===== Material for this task =====

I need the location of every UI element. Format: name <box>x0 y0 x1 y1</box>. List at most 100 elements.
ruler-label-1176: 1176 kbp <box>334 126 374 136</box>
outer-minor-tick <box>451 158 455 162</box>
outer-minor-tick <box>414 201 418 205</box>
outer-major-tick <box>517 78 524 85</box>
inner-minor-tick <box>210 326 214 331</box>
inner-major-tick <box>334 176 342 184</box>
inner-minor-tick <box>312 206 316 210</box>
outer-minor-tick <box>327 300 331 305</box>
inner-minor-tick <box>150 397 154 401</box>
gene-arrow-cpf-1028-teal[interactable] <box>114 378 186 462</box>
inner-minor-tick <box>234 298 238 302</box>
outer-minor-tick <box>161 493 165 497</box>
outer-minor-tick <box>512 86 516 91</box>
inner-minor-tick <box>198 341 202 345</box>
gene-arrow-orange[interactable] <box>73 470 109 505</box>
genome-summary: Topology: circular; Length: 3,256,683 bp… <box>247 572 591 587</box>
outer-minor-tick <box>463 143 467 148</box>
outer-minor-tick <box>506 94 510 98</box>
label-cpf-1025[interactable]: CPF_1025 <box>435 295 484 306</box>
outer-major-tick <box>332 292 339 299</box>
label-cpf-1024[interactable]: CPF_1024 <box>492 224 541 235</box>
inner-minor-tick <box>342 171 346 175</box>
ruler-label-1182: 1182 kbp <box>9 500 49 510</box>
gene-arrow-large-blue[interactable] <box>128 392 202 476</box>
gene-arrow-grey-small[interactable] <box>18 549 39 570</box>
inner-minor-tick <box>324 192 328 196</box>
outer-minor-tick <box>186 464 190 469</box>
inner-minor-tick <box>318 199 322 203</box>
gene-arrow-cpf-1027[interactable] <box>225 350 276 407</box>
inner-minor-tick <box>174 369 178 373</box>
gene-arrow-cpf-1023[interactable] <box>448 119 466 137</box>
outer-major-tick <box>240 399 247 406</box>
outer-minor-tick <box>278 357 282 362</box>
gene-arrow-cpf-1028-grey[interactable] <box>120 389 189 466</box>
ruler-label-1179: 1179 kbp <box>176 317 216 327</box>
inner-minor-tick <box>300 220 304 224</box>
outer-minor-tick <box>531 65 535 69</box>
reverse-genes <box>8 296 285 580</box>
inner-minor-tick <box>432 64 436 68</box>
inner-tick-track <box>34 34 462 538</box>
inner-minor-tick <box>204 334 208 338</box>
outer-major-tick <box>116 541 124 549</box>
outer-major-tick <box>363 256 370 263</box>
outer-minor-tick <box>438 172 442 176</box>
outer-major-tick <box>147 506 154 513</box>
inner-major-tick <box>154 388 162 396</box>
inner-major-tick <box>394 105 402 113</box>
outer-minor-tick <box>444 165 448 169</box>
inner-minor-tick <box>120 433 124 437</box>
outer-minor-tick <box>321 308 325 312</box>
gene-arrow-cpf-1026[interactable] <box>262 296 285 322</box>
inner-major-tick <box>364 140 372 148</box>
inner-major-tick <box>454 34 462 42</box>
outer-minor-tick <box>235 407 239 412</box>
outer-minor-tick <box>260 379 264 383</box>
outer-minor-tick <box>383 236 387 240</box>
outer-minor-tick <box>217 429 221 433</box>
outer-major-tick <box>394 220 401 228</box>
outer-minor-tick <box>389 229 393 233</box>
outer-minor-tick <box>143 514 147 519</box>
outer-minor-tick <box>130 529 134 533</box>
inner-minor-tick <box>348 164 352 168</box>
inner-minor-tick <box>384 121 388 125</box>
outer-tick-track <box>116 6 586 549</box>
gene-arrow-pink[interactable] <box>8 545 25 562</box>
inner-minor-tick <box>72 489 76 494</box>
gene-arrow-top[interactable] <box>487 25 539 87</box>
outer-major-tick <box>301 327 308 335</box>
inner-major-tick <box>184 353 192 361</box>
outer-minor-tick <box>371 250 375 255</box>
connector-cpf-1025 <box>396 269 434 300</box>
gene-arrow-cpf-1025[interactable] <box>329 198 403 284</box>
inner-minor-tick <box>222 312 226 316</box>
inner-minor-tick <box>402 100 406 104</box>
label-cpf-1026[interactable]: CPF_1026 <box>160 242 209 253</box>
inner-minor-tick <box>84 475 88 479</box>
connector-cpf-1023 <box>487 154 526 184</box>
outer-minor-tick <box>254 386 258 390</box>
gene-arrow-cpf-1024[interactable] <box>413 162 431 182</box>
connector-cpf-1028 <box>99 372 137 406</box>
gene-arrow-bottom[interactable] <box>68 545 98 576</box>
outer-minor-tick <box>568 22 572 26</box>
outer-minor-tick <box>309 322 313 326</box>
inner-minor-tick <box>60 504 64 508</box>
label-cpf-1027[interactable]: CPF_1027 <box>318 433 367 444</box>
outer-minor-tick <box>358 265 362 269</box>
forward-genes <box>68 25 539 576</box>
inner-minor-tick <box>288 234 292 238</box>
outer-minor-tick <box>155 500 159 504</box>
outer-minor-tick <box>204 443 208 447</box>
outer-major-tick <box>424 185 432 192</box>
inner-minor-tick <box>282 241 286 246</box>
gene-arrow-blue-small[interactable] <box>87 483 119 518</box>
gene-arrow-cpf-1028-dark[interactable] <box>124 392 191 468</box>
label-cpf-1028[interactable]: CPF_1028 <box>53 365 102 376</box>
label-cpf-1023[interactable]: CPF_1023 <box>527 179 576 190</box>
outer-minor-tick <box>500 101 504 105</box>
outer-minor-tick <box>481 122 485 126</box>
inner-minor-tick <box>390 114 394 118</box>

=====

» **Your task**
Starting from the data above, filter for lines with "grey" and copy each one.

» **Written answer**
gene-arrow-grey-small[interactable] <box>18 549 39 570</box>
gene-arrow-cpf-1028-grey[interactable] <box>120 389 189 466</box>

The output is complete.